Exercise details: Take each line that has the word "canon" and return it.

— start Records for processing —

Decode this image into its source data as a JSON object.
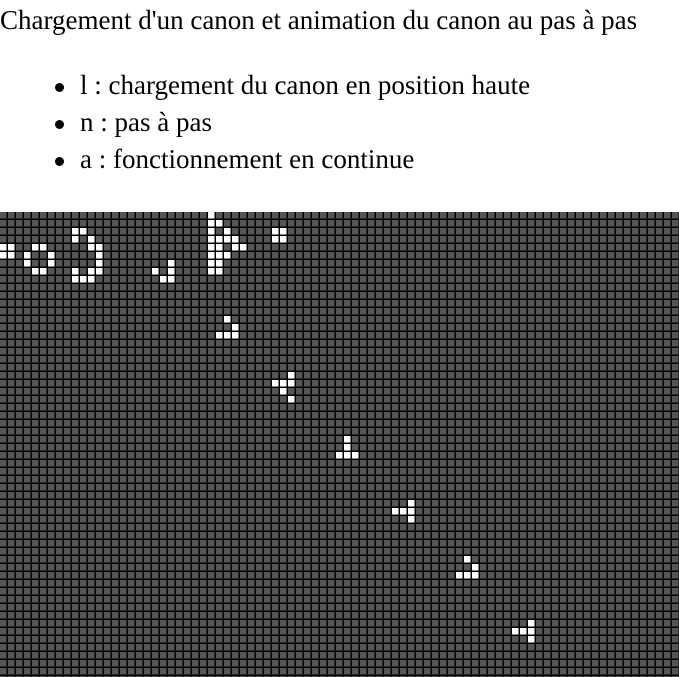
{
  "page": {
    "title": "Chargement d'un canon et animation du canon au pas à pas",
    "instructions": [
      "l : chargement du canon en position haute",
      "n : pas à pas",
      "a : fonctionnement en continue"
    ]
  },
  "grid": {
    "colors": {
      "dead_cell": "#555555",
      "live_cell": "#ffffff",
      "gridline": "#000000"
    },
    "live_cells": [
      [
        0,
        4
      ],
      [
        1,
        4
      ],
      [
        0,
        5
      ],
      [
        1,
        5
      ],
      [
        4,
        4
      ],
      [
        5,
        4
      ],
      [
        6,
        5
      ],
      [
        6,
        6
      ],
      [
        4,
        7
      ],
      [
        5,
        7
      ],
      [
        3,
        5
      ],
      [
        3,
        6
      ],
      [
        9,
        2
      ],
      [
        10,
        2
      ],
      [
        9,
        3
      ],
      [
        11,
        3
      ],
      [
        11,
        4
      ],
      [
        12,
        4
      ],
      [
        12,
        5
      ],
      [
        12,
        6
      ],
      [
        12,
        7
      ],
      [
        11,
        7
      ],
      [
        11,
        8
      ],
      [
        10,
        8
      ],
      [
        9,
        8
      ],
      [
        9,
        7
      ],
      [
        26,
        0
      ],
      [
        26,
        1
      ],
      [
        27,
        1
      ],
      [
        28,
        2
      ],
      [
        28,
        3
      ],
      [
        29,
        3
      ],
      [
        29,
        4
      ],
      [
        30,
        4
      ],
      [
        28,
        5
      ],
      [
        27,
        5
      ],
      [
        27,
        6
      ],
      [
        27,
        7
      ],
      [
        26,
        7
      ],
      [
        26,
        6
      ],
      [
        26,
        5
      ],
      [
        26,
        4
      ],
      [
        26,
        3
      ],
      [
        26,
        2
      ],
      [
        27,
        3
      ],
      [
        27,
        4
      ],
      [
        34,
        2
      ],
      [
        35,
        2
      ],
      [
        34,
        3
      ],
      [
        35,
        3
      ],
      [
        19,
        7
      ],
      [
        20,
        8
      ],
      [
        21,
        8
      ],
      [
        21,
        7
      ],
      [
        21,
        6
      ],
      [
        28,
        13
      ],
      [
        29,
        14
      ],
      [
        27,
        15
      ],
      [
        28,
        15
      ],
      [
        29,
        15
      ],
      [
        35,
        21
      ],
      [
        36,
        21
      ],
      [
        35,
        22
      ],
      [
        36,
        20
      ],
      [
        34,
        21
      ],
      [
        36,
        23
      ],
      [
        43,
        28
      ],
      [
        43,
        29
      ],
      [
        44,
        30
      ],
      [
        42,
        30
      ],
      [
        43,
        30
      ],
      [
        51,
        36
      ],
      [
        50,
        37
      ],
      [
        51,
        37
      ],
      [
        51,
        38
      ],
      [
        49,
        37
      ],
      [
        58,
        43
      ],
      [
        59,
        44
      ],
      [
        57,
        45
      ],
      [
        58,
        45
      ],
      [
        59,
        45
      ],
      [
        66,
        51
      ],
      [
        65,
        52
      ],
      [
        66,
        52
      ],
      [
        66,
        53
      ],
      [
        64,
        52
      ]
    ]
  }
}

— end Records for processing —

Output for this exercise:
    "title": "Chargement d'un canon et animation du canon au pas à pas",
      "l : chargement du canon en position haute",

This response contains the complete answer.